> Listed entries:
□ □ □ □ □
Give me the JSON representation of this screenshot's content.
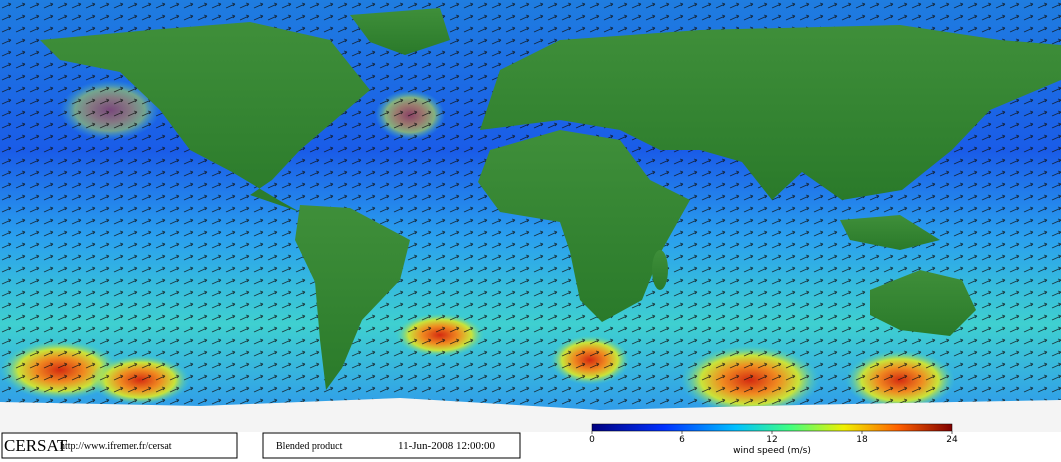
{
  "logo": "CERSAT",
  "url": "http://www.ifremer.fr/cersat",
  "product": "Blended product",
  "date": "11-Jun-2008 12:00:00",
  "colorbar": {
    "range": [
      0,
      24
    ],
    "ticks": [
      0,
      6,
      12,
      18,
      24
    ],
    "label": "wind speed (m/s)"
  }
}
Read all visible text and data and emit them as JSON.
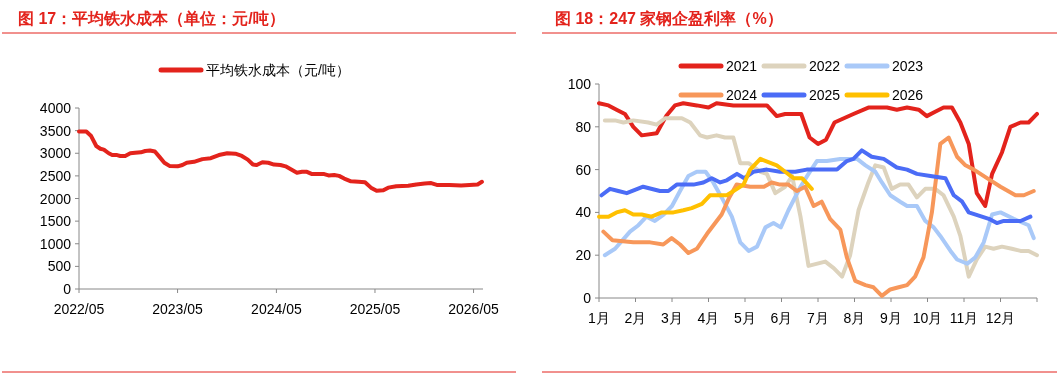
□ □ □ □ □
> Directions: Each record above must be returned exactly as written, with its pictures omitted.

> Answer for the task:
Give me the JSON representation of this screenshot's content.
{
  "logo": "CERSAT",
  "url": "http://www.ifremer.fr/cersat",
  "product": "Blended product",
  "date": "11-Jun-2008 12:00:00",
  "colorbar": {
    "range": [
      0,
      24
    ],
    "ticks": [
      0,
      6,
      12,
      18,
      24
    ],
    "label": "wind speed (m/s)"
  }
}
Read all visible text and data and emit them as JSON.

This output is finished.